■ Provided material:
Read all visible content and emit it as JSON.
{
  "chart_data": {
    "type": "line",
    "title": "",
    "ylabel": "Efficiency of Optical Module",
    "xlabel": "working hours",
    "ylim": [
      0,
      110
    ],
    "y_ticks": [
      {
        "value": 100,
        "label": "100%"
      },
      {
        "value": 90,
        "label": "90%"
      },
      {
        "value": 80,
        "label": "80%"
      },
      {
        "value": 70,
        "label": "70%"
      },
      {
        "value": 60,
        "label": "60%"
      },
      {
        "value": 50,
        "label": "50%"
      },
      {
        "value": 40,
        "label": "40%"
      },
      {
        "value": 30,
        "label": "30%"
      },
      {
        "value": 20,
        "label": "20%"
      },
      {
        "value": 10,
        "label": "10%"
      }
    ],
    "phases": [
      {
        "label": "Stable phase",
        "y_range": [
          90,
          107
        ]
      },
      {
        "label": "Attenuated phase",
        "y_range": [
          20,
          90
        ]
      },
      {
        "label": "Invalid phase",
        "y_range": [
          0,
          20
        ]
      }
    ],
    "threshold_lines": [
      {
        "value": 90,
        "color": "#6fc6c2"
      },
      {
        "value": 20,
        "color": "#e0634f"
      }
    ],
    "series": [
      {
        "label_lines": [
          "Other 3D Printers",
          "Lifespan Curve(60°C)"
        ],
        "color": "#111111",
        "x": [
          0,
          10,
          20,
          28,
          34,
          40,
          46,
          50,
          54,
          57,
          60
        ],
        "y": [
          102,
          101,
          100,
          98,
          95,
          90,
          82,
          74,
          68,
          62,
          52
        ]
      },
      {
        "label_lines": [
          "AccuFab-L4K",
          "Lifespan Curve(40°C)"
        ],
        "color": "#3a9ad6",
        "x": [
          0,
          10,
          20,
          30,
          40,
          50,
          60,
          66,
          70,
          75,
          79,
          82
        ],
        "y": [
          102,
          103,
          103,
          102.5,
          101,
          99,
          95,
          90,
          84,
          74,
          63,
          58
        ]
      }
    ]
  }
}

■ Exercise instructions: Write each line above out exactly.

■ Answer in full:
Read all visible content and emit it as JSON.
{
  "chart_data": {
    "type": "line",
    "title": "",
    "ylabel": "Efficiency of Optical Module",
    "xlabel": "working hours",
    "ylim": [
      0,
      110
    ],
    "y_ticks": [
      {
        "value": 100,
        "label": "100%"
      },
      {
        "value": 90,
        "label": "90%"
      },
      {
        "value": 80,
        "label": "80%"
      },
      {
        "value": 70,
        "label": "70%"
      },
      {
        "value": 60,
        "label": "60%"
      },
      {
        "value": 50,
        "label": "50%"
      },
      {
        "value": 40,
        "label": "40%"
      },
      {
        "value": 30,
        "label": "30%"
      },
      {
        "value": 20,
        "label": "20%"
      },
      {
        "value": 10,
        "label": "10%"
      }
    ],
    "phases": [
      {
        "label": "Stable phase",
        "y_range": [
          90,
          107
        ]
      },
      {
        "label": "Attenuated phase",
        "y_range": [
          20,
          90
        ]
      },
      {
        "label": "Invalid phase",
        "y_range": [
          0,
          20
        ]
      }
    ],
    "threshold_lines": [
      {
        "value": 90,
        "color": "#6fc6c2"
      },
      {
        "value": 20,
        "color": "#e0634f"
      }
    ],
    "series": [
      {
        "label_lines": [
          "Other 3D Printers",
          "Lifespan Curve(60°C)"
        ],
        "color": "#111111",
        "x": [
          0,
          10,
          20,
          28,
          34,
          40,
          46,
          50,
          54,
          57,
          60
        ],
        "y": [
          102,
          101,
          100,
          98,
          95,
          90,
          82,
          74,
          68,
          62,
          52
        ]
      },
      {
        "label_lines": [
          "AccuFab-L4K",
          "Lifespan Curve(40°C)"
        ],
        "color": "#3a9ad6",
        "x": [
          0,
          10,
          20,
          30,
          40,
          50,
          60,
          66,
          70,
          75,
          79,
          82
        ],
        "y": [
          102,
          103,
          103,
          102.5,
          101,
          99,
          95,
          90,
          84,
          74,
          63,
          58
        ]
      }
    ]
  }
}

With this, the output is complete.